• [Task description]:
Copy out each line below that has the word "若要论正宗的玩法" in it.

Collected data
--------
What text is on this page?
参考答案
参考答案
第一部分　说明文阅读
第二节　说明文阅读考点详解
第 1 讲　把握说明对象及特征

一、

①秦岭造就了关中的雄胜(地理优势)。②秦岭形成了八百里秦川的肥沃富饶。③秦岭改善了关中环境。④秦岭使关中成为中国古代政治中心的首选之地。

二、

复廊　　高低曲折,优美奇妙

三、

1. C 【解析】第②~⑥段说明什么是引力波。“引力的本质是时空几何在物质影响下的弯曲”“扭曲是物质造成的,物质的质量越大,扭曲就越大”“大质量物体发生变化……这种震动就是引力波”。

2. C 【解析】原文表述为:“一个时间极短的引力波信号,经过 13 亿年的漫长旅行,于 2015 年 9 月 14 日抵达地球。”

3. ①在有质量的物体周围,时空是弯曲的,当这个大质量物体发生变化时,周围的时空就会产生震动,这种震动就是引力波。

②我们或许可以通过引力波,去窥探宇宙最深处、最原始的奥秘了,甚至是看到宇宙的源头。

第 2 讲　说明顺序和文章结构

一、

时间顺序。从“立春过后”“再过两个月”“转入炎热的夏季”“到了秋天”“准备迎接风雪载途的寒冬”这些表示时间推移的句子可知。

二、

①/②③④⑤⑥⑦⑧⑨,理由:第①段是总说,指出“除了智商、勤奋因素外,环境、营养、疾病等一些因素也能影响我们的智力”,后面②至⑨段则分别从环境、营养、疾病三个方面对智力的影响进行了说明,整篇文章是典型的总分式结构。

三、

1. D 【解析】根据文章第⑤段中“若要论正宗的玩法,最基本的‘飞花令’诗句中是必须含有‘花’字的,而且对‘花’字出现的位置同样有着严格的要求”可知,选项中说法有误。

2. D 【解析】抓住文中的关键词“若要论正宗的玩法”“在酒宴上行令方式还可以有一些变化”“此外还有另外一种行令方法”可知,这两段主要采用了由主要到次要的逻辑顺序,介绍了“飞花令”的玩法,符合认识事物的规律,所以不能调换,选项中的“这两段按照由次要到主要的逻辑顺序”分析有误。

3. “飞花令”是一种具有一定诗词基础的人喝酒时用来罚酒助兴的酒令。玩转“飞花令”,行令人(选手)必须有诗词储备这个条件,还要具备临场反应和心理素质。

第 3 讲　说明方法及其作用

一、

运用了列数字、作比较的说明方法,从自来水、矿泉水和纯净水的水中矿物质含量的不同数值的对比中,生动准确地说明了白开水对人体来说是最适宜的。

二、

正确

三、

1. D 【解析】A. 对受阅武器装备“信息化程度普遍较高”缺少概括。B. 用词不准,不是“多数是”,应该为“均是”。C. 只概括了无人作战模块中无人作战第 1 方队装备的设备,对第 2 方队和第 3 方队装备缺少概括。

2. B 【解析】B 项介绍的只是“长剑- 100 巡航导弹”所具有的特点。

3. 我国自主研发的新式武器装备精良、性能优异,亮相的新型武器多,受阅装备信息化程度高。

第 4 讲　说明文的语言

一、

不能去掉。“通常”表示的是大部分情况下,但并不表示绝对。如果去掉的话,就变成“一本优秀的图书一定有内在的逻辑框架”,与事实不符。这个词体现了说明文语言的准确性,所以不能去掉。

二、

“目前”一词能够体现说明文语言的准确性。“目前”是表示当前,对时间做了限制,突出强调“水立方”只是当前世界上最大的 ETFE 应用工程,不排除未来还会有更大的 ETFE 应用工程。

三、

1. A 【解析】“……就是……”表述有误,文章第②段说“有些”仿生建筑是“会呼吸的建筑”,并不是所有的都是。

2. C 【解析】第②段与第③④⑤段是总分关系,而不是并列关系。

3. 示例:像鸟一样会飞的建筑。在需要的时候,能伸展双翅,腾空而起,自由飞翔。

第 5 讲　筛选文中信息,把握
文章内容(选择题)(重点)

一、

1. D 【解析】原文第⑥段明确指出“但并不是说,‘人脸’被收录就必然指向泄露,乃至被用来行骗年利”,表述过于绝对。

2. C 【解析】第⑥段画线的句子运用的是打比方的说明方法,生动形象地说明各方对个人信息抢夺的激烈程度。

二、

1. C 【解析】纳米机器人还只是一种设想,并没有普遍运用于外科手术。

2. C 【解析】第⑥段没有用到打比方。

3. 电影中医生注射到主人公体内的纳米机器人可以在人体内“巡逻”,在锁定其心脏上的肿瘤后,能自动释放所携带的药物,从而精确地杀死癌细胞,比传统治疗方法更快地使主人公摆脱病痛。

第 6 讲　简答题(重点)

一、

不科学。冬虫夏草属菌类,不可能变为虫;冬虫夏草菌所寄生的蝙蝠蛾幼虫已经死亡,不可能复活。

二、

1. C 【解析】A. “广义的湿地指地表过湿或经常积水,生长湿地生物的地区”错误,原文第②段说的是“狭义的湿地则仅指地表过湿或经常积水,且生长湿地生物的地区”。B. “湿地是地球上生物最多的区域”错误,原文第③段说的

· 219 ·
--------
• [Solution below]:
1. D 【解析】根据文章第⑤段中“若要论正宗的玩法,最基本的‘飞花令’诗句中是必须含有‘花’字的,而且对‘花’字出现的位置同样有着严格的要求”可知,选项中说法有误。
2. D 【解析】抓住文中的关键词“若要论正宗的玩法”“在酒宴上行令方式还可以有一些变化”“此外还有另外一种行令方法”可知,这两段主要采用了由主要到次要的逻辑顺序,介绍了“飞花令”的玩法,符合认识事物的规律,所以不能调换,选项中的“这两段按照由次要到主要的逻辑顺序”分析有误。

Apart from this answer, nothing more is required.